Task requirements:
Convert the entries below into a Markdown table, starting at the first line and ending at the line that contains "data-point: [498, 324, 507, 333]". Use two columns, Row for a running number and Line for the text of each line, and leave out any blank lines.
==============================
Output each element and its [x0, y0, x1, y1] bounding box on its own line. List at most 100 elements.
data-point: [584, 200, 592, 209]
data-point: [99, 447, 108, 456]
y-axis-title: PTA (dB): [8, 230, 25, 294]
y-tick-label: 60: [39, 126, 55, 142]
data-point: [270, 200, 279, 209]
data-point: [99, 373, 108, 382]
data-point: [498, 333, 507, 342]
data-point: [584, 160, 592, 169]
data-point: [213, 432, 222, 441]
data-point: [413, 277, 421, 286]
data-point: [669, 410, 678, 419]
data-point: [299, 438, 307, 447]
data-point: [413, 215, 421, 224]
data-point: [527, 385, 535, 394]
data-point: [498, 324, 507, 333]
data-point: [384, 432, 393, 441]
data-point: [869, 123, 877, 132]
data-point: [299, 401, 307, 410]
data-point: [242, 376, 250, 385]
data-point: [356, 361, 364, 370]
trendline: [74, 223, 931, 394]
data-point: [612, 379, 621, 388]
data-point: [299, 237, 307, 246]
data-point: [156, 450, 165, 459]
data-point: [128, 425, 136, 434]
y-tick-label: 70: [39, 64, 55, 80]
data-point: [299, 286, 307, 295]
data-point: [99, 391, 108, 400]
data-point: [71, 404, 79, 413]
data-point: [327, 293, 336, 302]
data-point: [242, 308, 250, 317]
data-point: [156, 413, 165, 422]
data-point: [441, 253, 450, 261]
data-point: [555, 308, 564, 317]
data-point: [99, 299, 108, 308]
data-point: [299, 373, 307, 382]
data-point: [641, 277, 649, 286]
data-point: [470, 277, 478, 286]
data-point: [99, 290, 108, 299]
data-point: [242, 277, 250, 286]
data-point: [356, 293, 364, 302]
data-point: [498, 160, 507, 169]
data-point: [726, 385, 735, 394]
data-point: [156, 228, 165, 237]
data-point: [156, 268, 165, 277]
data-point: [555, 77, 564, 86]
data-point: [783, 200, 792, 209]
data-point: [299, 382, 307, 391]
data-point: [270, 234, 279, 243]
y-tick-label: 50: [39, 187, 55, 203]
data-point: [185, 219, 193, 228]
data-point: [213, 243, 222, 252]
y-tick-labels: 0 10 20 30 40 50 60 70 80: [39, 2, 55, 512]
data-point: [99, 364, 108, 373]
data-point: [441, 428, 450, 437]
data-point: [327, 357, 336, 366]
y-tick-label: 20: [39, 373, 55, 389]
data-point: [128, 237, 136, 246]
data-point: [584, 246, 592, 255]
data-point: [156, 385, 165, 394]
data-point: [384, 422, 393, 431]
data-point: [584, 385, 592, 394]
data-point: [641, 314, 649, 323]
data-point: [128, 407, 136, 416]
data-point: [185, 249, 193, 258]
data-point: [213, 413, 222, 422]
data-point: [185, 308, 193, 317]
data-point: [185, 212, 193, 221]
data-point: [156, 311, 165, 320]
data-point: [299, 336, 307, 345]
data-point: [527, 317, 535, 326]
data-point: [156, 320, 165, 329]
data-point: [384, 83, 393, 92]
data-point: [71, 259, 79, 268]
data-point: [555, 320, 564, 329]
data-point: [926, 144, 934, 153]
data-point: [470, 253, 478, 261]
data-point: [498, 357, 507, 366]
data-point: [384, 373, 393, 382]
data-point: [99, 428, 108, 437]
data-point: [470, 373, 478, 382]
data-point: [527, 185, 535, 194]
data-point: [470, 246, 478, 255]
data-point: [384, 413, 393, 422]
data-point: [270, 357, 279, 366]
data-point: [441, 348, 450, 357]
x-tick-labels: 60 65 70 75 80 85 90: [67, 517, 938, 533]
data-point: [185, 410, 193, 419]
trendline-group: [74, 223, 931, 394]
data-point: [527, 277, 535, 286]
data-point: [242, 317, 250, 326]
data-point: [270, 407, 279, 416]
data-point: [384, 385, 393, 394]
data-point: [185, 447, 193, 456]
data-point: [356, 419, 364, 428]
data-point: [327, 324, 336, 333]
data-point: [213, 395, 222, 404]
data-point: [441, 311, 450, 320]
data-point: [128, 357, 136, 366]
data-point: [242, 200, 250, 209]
==============================
Task output:
| Row | Line |
|---|---|
| 1 | Output each element and its [x0, y0, x1, y1] bounding box on its own line. List at most 100 elements. |
| 2 | data-point: [584, 200, 592, 209] |
| 3 | data-point: [99, 447, 108, 456] |
| 4 | y-axis-title: PTA (dB): [8, 230, 25, 294] |
| 5 | y-tick-label: 60: [39, 126, 55, 142] |
| 6 | data-point: [270, 200, 279, 209] |
| 7 | data-point: [99, 373, 108, 382] |
| 8 | data-point: [498, 333, 507, 342] |
| 9 | data-point: [584, 160, 592, 169] |
| 10 | data-point: [213, 432, 222, 441] |
| 11 | data-point: [413, 277, 421, 286] |
| 12 | data-point: [669, 410, 678, 419] |
| 13 | data-point: [299, 438, 307, 447] |
| 14 | data-point: [413, 215, 421, 224] |
| 15 | data-point: [527, 385, 535, 394] |
| 16 | data-point: [498, 324, 507, 333] |